**Task brief**
In the listing below, locate the lines that hold the string "Taiwan". Copy those lines.

**Entries provided**
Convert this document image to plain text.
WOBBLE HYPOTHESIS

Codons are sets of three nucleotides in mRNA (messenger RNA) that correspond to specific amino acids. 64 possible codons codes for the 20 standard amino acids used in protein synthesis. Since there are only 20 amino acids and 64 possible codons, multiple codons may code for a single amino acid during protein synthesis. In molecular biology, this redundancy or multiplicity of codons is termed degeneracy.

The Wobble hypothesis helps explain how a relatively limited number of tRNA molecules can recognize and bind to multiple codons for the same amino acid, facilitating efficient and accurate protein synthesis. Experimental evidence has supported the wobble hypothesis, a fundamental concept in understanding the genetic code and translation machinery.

* * *

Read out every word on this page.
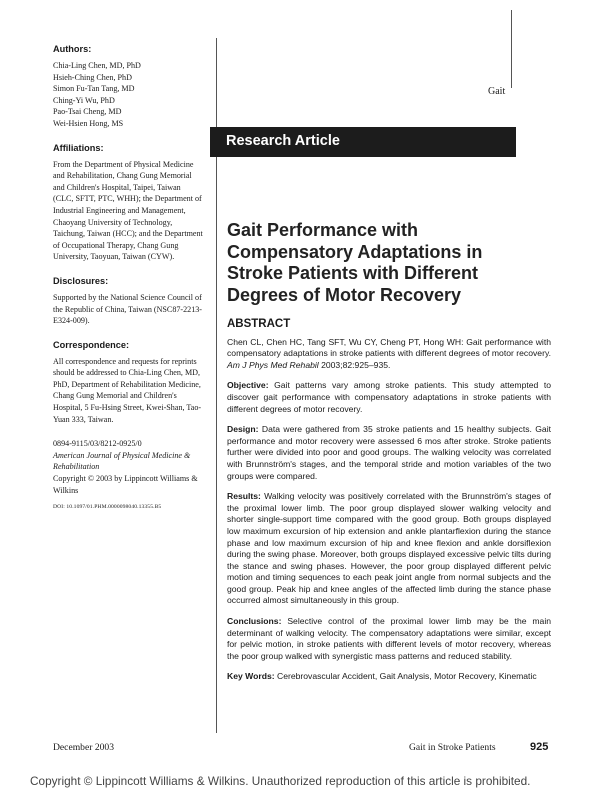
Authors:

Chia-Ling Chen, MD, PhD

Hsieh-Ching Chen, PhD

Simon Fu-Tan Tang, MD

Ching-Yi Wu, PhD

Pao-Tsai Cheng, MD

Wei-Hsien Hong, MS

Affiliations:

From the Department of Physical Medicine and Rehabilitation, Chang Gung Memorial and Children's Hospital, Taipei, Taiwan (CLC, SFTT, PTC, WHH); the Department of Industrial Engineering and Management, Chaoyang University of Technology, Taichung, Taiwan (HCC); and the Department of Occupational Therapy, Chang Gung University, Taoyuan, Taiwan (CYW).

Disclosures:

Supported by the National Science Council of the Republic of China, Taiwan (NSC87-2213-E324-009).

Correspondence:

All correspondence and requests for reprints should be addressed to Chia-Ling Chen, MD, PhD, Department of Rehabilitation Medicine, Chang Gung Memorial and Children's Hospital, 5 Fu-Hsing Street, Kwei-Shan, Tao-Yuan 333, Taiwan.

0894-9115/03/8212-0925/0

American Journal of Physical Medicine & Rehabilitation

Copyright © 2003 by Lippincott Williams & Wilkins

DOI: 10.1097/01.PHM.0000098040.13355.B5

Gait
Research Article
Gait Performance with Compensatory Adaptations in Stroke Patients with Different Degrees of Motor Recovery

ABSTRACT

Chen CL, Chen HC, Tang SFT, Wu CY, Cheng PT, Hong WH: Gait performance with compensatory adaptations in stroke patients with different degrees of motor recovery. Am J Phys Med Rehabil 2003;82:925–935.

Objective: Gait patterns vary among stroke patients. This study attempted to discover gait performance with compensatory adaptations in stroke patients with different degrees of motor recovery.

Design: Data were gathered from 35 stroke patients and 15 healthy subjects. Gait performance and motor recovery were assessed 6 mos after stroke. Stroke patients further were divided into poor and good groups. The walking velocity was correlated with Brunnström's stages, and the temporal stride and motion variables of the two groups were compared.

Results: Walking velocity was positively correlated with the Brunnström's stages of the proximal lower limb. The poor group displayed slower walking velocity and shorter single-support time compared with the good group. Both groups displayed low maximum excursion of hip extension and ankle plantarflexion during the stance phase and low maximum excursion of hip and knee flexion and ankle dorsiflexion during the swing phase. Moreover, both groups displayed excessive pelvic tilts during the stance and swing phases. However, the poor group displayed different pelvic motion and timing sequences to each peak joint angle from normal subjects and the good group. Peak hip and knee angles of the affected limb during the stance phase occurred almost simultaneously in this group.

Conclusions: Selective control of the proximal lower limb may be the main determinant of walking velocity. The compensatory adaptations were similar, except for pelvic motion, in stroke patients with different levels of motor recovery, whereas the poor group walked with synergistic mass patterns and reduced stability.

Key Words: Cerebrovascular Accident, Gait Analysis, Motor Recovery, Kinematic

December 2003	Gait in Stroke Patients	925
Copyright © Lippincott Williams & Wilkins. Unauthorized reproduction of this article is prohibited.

**Answer box**
From the Department of Physical Medicine and Rehabilitation, Chang Gung Memorial and Children's Hospital, Taipei, Taiwan (CLC, SFTT, PTC, WHH); the Department of Industrial Engineering and Management, Chaoyang University of Technology, Taichung, Taiwan (HCC); and the Department of Occupational Therapy, Chang Gung University, Taoyuan, Taiwan (CYW).
Supported by the National Science Council of the Republic of China, Taiwan (NSC87-2213-E324-009).
All correspondence and requests for reprints should be addressed to Chia-Ling Chen, MD, PhD, Department of Rehabilitation Medicine, Chang Gung Memorial and Children's Hospital, 5 Fu-Hsing Street, Kwei-Shan, Tao-Yuan 333, Taiwan.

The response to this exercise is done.